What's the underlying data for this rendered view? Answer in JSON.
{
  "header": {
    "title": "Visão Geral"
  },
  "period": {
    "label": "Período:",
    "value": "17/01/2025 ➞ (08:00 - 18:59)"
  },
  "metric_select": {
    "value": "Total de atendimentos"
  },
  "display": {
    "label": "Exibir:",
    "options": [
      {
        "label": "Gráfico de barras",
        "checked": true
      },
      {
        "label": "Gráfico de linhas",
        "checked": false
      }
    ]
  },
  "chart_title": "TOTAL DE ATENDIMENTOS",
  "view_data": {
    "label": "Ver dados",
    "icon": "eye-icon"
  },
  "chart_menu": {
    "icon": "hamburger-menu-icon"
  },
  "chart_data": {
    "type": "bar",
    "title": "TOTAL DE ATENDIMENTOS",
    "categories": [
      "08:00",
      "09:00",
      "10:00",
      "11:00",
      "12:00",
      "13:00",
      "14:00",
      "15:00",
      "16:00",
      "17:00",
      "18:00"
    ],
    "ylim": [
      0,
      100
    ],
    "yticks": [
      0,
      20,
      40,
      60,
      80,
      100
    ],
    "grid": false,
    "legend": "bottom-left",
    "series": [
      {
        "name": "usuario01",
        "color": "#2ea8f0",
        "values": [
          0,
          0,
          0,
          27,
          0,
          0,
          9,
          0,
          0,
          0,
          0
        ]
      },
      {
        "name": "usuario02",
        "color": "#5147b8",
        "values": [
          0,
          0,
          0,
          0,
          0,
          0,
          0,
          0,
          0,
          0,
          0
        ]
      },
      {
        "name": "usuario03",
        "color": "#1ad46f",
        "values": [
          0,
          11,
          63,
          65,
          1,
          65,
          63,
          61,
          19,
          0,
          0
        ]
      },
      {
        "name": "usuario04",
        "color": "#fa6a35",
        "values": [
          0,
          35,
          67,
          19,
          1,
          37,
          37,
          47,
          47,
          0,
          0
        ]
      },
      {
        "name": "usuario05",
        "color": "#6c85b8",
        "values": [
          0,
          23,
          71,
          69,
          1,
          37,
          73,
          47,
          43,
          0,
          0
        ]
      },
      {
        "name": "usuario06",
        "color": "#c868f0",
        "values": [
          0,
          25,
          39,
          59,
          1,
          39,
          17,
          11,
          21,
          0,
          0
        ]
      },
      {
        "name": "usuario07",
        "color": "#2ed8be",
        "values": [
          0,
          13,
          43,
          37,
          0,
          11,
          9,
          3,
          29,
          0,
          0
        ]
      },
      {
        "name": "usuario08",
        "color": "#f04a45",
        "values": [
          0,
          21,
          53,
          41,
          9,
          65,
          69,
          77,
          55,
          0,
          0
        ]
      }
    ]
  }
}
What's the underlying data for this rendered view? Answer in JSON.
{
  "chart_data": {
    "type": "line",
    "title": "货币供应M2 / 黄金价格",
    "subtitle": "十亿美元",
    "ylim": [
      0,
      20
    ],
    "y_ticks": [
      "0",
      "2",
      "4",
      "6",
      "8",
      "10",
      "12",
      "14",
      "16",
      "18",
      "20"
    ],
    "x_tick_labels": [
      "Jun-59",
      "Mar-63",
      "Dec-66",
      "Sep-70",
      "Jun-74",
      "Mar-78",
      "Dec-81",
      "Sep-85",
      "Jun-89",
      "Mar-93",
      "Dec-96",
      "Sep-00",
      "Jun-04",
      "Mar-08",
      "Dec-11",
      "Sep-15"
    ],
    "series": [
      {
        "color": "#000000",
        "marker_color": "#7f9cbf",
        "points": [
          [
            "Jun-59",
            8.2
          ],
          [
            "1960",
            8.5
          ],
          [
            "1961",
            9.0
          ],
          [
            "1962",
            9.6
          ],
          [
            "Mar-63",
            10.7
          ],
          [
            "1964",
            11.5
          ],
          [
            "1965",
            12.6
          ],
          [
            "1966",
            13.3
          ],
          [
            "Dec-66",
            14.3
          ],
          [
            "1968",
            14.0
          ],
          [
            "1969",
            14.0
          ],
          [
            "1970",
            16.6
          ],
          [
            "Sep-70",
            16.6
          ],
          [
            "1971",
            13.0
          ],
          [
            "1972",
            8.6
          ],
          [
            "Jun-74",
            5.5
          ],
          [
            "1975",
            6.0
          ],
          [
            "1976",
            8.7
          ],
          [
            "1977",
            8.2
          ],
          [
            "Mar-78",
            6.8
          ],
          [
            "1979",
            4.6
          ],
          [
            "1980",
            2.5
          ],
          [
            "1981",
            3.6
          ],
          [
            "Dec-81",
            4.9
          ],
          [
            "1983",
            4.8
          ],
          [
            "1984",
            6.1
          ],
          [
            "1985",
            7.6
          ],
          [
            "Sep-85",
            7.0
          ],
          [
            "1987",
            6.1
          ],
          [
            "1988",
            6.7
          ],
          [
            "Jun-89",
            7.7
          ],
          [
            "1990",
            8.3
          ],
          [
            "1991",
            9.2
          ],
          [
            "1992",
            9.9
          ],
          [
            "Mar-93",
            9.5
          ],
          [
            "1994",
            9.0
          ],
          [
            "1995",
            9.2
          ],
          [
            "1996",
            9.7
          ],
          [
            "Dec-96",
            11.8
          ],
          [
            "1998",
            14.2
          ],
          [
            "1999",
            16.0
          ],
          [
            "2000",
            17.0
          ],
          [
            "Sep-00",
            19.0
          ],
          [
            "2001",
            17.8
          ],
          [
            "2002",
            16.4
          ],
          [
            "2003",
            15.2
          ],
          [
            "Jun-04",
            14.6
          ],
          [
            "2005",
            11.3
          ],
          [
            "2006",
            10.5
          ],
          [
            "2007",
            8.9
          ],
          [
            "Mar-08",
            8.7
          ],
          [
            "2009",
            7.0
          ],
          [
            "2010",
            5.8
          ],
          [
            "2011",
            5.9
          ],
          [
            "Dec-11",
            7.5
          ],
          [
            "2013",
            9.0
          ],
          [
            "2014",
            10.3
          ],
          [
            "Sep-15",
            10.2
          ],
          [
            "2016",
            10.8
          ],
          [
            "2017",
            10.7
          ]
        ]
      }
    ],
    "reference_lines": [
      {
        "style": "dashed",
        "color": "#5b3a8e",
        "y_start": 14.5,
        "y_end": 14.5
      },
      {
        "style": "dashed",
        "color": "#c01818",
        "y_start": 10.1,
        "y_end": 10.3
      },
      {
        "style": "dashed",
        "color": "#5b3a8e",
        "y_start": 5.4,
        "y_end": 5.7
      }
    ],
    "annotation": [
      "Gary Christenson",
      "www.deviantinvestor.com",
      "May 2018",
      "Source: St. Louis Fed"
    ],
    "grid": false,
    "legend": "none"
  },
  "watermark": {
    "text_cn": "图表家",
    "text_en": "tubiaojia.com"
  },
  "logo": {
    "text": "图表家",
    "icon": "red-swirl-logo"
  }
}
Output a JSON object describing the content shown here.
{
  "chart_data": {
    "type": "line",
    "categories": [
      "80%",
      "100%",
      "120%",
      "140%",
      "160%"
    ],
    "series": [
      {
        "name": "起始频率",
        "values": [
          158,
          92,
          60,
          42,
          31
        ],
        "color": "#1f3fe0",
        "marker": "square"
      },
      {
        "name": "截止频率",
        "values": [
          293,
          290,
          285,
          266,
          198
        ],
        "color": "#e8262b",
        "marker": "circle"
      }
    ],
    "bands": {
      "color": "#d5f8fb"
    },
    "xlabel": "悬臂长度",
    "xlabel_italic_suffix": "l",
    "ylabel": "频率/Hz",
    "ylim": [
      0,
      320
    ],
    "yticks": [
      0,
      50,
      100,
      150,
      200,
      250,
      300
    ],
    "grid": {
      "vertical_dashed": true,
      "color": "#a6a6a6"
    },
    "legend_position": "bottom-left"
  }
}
★ ★ ★ ★ ★ ★ ★
Extract the full set of entries word for word.

What's the underlying data for this rendered view? Answer in JSON.
{
  "header": {
    "title": "Visão Geral"
  },
  "period": {
    "label": "Período:",
    "value": "17/01/2025 ➞ (08:00 - 18:59)"
  },
  "metric_select": {
    "value": "Total de atendimentos"
  },
  "display": {
    "label": "Exibir:",
    "options": [
      {
        "label": "Gráfico de barras",
        "checked": true
      },
      {
        "label": "Gráfico de linhas",
        "checked": false
      }
    ]
  },
  "chart_title": "TOTAL DE ATENDIMENTOS",
  "view_data": {
    "label": "Ver dados",
    "icon": "eye-icon"
  },
  "chart_menu": {
    "icon": "hamburger-menu-icon"
  },
  "chart_data": {
    "type": "bar",
    "title": "TOTAL DE ATENDIMENTOS",
    "categories": [
      "08:00",
      "09:00",
      "10:00",
      "11:00",
      "12:00",
      "13:00",
      "14:00",
      "15:00",
      "16:00",
      "17:00",
      "18:00"
    ],
    "ylim": [
      0,
      100
    ],
    "yticks": [
      0,
      20,
      40,
      60,
      80,
      100
    ],
    "grid": false,
    "legend": "bottom-left",
    "series": [
      {
        "name": "usuario01",
        "color": "#2ea8f0",
        "values": [
          0,
          0,
          0,
          27,
          0,
          0,
          9,
          0,
          0,
          0,
          0
        ]
      },
      {
        "name": "usuario02",
        "color": "#5147b8",
        "values": [
          0,
          0,
          0,
          0,
          0,
          0,
          0,
          0,
          0,
          0,
          0
        ]
      },
      {
        "name": "usuario03",
        "color": "#1ad46f",
        "values": [
          0,
          11,
          63,
          65,
          1,
          65,
          63,
          61,
          19,
          0,
          0
        ]
      },
      {
        "name": "usuario04",
        "color": "#fa6a35",
        "values": [
          0,
          35,
          67,
          19,
          1,
          37,
          37,
          47,
          47,
          0,
          0
        ]
      },
      {
        "name": "usuario05",
        "color": "#6c85b8",
        "values": [
          0,
          23,
          71,
          69,
          1,
          37,
          73,
          47,
          43,
          0,
          0
        ]
      },
      {
        "name": "usuario06",
        "color": "#c868f0",
        "values": [
          0,
          25,
          39,
          59,
          1,
          39,
          17,
          11,
          21,
          0,
          0
        ]
      },
      {
        "name": "usuario07",
        "color": "#2ed8be",
        "values": [
          0,
          13,
          43,
          37,
          0,
          11,
          9,
          3,
          29,
          0,
          0
        ]
      },
      {
        "name": "usuario08",
        "color": "#f04a45",
        "values": [
          0,
          21,
          53,
          41,
          9,
          65,
          69,
          77,
          55,
          0,
          0
        ]
      }
    ]
  }
}
What's the underlying data for this rendered view? Answer in JSON.
{
  "chart_data": {
    "type": "line",
    "title": "货币供应M2 / 黄金价格",
    "subtitle": "十亿美元",
    "ylim": [
      0,
      20
    ],
    "y_ticks": [
      "0",
      "2",
      "4",
      "6",
      "8",
      "10",
      "12",
      "14",
      "16",
      "18",
      "20"
    ],
    "x_tick_labels": [
      "Jun-59",
      "Mar-63",
      "Dec-66",
      "Sep-70",
      "Jun-74",
      "Mar-78",
      "Dec-81",
      "Sep-85",
      "Jun-89",
      "Mar-93",
      "Dec-96",
      "Sep-00",
      "Jun-04",
      "Mar-08",
      "Dec-11",
      "Sep-15"
    ],
    "series": [
      {
        "color": "#000000",
        "marker_color": "#7f9cbf",
        "points": [
          [
            "Jun-59",
            8.2
          ],
          [
            "1960",
            8.5
          ],
          [
            "1961",
            9.0
          ],
          [
            "1962",
            9.6
          ],
          [
            "Mar-63",
            10.7
          ],
          [
            "1964",
            11.5
          ],
          [
            "1965",
            12.6
          ],
          [
            "1966",
            13.3
          ],
          [
            "Dec-66",
            14.3
          ],
          [
            "1968",
            14.0
          ],
          [
            "1969",
            14.0
          ],
          [
            "1970",
            16.6
          ],
          [
            "Sep-70",
            16.6
          ],
          [
            "1971",
            13.0
          ],
          [
            "1972",
            8.6
          ],
          [
            "Jun-74",
            5.5
          ],
          [
            "1975",
            6.0
          ],
          [
            "1976",
            8.7
          ],
          [
            "1977",
            8.2
          ],
          [
            "Mar-78",
            6.8
          ],
          [
            "1979",
            4.6
          ],
          [
            "1980",
            2.5
          ],
          [
            "1981",
            3.6
          ],
          [
            "Dec-81",
            4.9
          ],
          [
            "1983",
            4.8
          ],
          [
            "1984",
            6.1
          ],
          [
            "1985",
            7.6
          ],
          [
            "Sep-85",
            7.0
          ],
          [
            "1987",
            6.1
          ],
          [
            "1988",
            6.7
          ],
          [
            "Jun-89",
            7.7
          ],
          [
            "1990",
            8.3
          ],
          [
            "1991",
            9.2
          ],
          [
            "1992",
            9.9
          ],
          [
            "Mar-93",
            9.5
          ],
          [
            "1994",
            9.0
          ],
          [
            "1995",
            9.2
          ],
          [
            "1996",
            9.7
          ],
          [
            "Dec-96",
            11.8
          ],
          [
            "1998",
            14.2
          ],
          [
            "1999",
            16.0
          ],
          [
            "2000",
            17.0
          ],
          [
            "Sep-00",
            19.0
          ],
          [
            "2001",
            17.8
          ],
          [
            "2002",
            16.4
          ],
          [
            "2003",
            15.2
          ],
          [
            "Jun-04",
            14.6
          ],
          [
            "2005",
            11.3
          ],
          [
            "2006",
            10.5
          ],
          [
            "2007",
            8.9
          ],
          [
            "Mar-08",
            8.7
          ],
          [
            "2009",
            7.0
          ],
          [
            "2010",
            5.8
          ],
          [
            "2011",
            5.9
          ],
          [
            "Dec-11",
            7.5
          ],
          [
            "2013",
            9.0
          ],
          [
            "2014",
            10.3
          ],
          [
            "Sep-15",
            10.2
          ],
          [
            "2016",
            10.8
          ],
          [
            "2017",
            10.7
          ]
        ]
      }
    ],
    "reference_lines": [
      {
        "style": "dashed",
        "color": "#5b3a8e",
        "y_start": 14.5,
        "y_end": 14.5
      },
      {
        "style": "dashed",
        "color": "#c01818",
        "y_start": 10.1,
        "y_end": 10.3
      },
      {
        "style": "dashed",
        "color": "#5b3a8e",
        "y_start": 5.4,
        "y_end": 5.7
      }
    ],
    "annotation": [
      "Gary Christenson",
      "www.deviantinvestor.com",
      "May 2018",
      "Source: St. Louis Fed"
    ],
    "grid": false,
    "legend": "none"
  },
  "watermark": {
    "text_cn": "图表家",
    "text_en": "tubiaojia.com"
  },
  "logo": {
    "text": "图表家",
    "icon": "red-swirl-logo"
  }
}
Output a JSON object describing the content shown here.
{
  "chart_data": {
    "type": "line",
    "categories": [
      "80%",
      "100%",
      "120%",
      "140%",
      "160%"
    ],
    "series": [
      {
        "name": "起始频率",
        "values": [
          158,
          92,
          60,
          42,
          31
        ],
        "color": "#1f3fe0",
        "marker": "square"
      },
      {
        "name": "截止频率",
        "values": [
          293,
          290,
          285,
          266,
          198
        ],
        "color": "#e8262b",
        "marker": "circle"
      }
    ],
    "bands": {
      "color": "#d5f8fb"
    },
    "xlabel": "悬臂长度",
    "xlabel_italic_suffix": "l",
    "ylabel": "频率/Hz",
    "ylim": [
      0,
      320
    ],
    "yticks": [
      0,
      50,
      100,
      150,
      200,
      250,
      300
    ],
    "grid": {
      "vertical_dashed": true,
      "color": "#a6a6a6"
    },
    "legend_position": "bottom-left"
  }
}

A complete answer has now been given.